■ Short problem:
Gather all lines in the records below that include the word "оплате".

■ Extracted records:
-=-=-=-=-

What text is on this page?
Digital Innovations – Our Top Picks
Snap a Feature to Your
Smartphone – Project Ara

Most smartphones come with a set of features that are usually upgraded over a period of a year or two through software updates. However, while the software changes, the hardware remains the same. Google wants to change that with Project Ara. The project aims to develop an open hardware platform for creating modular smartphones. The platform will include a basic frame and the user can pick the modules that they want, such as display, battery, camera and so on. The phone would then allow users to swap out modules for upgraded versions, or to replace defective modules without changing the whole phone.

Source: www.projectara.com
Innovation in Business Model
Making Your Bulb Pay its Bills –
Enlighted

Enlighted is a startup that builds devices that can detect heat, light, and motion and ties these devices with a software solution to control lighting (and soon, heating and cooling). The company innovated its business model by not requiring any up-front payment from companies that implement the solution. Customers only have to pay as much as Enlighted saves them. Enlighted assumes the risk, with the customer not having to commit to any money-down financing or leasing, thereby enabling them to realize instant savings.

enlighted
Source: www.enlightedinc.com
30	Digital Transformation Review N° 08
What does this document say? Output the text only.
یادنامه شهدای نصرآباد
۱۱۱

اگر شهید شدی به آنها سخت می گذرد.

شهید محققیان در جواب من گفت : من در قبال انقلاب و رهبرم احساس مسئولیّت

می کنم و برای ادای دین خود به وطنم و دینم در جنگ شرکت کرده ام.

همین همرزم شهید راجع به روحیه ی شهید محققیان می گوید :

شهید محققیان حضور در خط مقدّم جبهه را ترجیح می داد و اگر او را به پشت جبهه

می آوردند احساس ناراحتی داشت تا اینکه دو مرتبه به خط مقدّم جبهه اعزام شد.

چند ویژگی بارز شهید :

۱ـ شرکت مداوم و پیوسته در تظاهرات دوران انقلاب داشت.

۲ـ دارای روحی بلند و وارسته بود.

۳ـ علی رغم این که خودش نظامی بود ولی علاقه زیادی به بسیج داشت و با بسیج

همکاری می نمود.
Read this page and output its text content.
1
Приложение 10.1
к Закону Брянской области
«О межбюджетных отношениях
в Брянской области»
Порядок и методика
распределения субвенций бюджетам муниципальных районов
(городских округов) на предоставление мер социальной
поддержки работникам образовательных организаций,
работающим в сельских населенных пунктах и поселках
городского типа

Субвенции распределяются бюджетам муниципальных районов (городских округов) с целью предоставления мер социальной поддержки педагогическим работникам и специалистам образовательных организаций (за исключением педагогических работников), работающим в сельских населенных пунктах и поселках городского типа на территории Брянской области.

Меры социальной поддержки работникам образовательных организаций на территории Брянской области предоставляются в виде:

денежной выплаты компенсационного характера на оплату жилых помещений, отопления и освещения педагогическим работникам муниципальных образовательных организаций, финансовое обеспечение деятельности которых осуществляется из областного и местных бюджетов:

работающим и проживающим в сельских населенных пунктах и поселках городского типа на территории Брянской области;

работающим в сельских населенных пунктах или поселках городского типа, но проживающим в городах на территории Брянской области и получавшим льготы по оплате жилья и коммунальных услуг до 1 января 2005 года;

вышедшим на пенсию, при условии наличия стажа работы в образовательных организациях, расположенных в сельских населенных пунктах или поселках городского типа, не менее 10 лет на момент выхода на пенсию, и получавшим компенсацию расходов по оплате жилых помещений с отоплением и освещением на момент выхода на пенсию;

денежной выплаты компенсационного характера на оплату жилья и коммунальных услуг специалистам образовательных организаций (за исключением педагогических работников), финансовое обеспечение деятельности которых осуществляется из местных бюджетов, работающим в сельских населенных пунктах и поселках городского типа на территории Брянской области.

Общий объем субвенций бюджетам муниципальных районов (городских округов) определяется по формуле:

-=-=-=-=-

■ In response:
работающим в сельских населенных пунктах или поселках городского типа, но проживающим в городах на территории Брянской области и получавшим льготы по оплате жилья и коммунальных услуг до 1 января 2005 года;
вышедшим на пенсию, при условии наличия стажа работы в образовательных организациях, расположенных в сельских населенных пунктах или поселках городского типа, не менее 10 лет на момент выхода на пенсию, и получавшим компенсацию расходов по оплате жилых помещений с отоплением и освещением на момент выхода на пенсию;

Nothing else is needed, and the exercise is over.